**TUS TAREAS**:
(A) Responde estas preguntas según el texto sobre la minga:
(i) ¿Qué toman los que juegan futbol entre las barricadas?
(ii) ¿Sobre qué conversan los viejos compadres?
(iii) ¿Qué pueblo indígena es mayoría en la protesta?
(B) Traduce al inglés esta oración del texto sobre la minga: "Un pueblo así puede ser derrotado muchas veces, pero hace de la derrota el comienzo de la próxima campaña."
(C) Escribe una continuación del texto sobre la minga a partir de su última oración.

=== FRAGMENTO DEL TEXTO ===

Por estos días la confrontación parece un carnaval: hay bafles con música y campeonatos “milenarios” de microfútbol, hay jornada de pintura con pancartas y camisetas, danzas típicas, hombres y muchachas y muchachos que juegan futbol entre las barricadas, que toman chicha y cargan sus chirimías para cualquier lado. La minga es un gran combate, pero también una gran fiesta: allí suceden el enamoramiento y los compromisos, allí se encuentran los viejos compadres venidos desde tan lejos para conversar sobre la última cosecha, allí se fundan y se renuevan las amistades, los vínculos. Los indígenas nasa, que son mayoría en esta protesta, son un pueblo que ha hecho de la confrontación su forma de existir sobre la tierra. Un pueblo así puede ser derrotado muchas veces, pero hace de la derrota el comienzo de la próxima campaña. Nacen, crecen y viven con la certeza de que son actores importantes y decisivos en la política nacional. Saben que son protagonistas de la historia. Saben que medio país está pendiente de ellos en estos momentos, y actúan en consecuencia.

=== MATERIAL RECOPILADO ===

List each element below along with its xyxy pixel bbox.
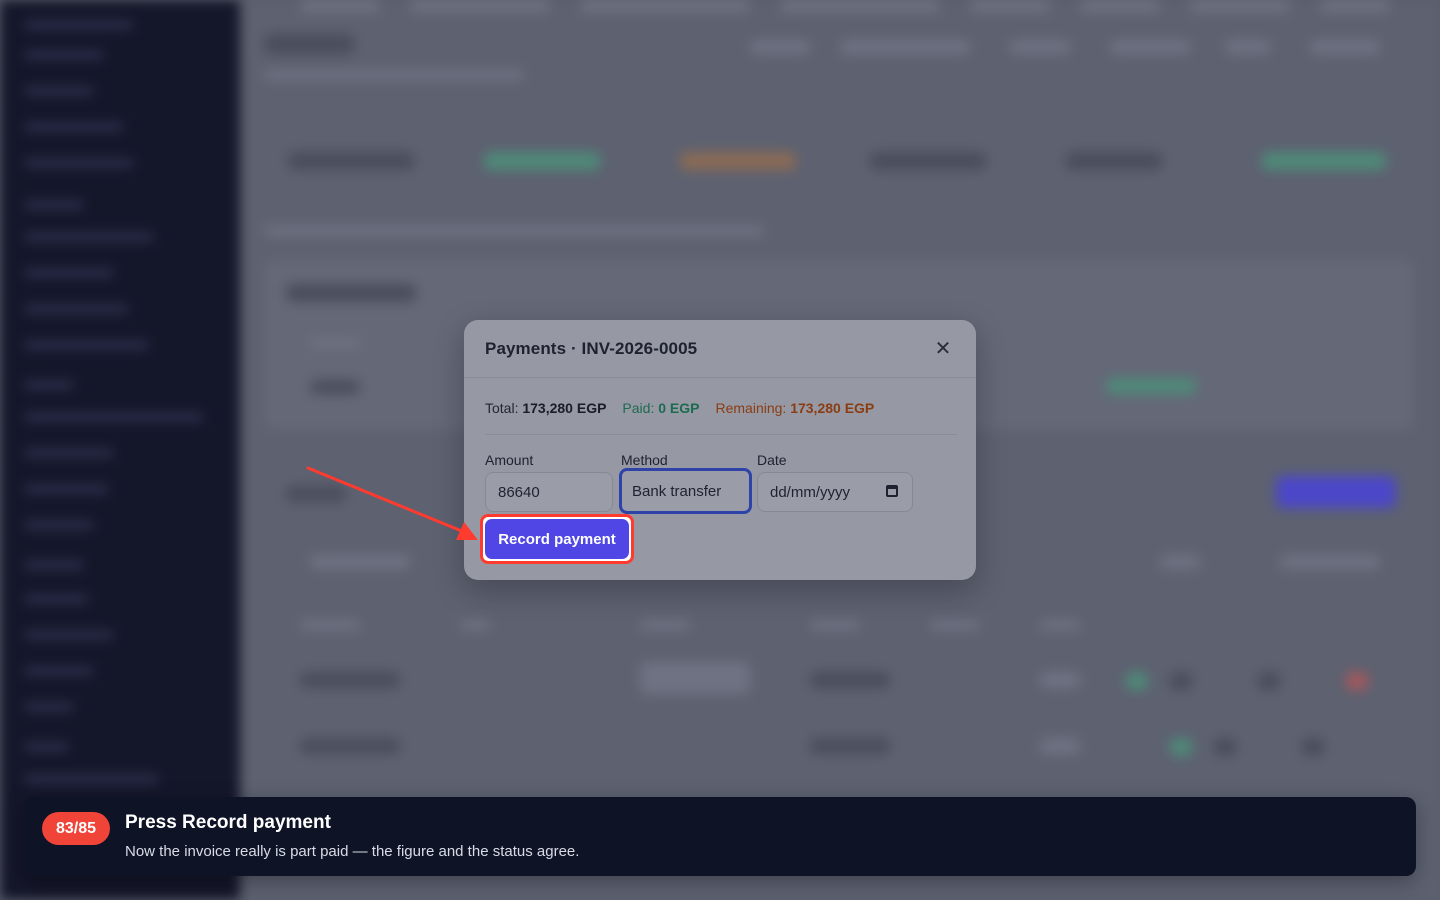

===

**RESPUESTAS ESPERADAS**:
(A)
(i) Chicha.
(ii) Sobre la última cosecha.
(iii) Los nasa.

(B) A people like that can be defeated many times, but it makes defeat the beginning of the next campaign.

(C)
Pasando Santander de Quilichao la Panamericana es una ruta fantasma. No cruzan vehículos, no hay buses ni camiones. El black hawk del ejército rodea el cielo varias veces al día, la gente espera los gases lacrimógenos, la guardia indígena atisba si viene la tanqueta que no todavía no llega. Pero detrás de aquella anormalidad aparente se oculta otra cosa. Los campesinos salen todos los días a secar el café y el almidón de yuca al lado mismo de las barricadas, los muchachos le siguen dando a la pelota, la chirimía vuelve a resonar, como si acá no pasara nada, como si esto no estuviera a punto de convertirse en cualquier momento en una batalla campal.

Ahí, parece estar la clave de todo: estos pueblos han hecho de la anormalidad que supone la lucha su estado de normalidad permanente, los han forzado a ello. Lo mismo podrán aguantar una semana que tres meses. Lo mismo podrán salir a bloquear la carretera un año y al otro y al siguiente también, porque llevan décadas en esto. Es la paciencia india contra la soberbia torpe de los poderosos ¿Cuánto tiempo puede aguantar el Presidente? Nadie sabe, pero cada día que pasa juega en su contra.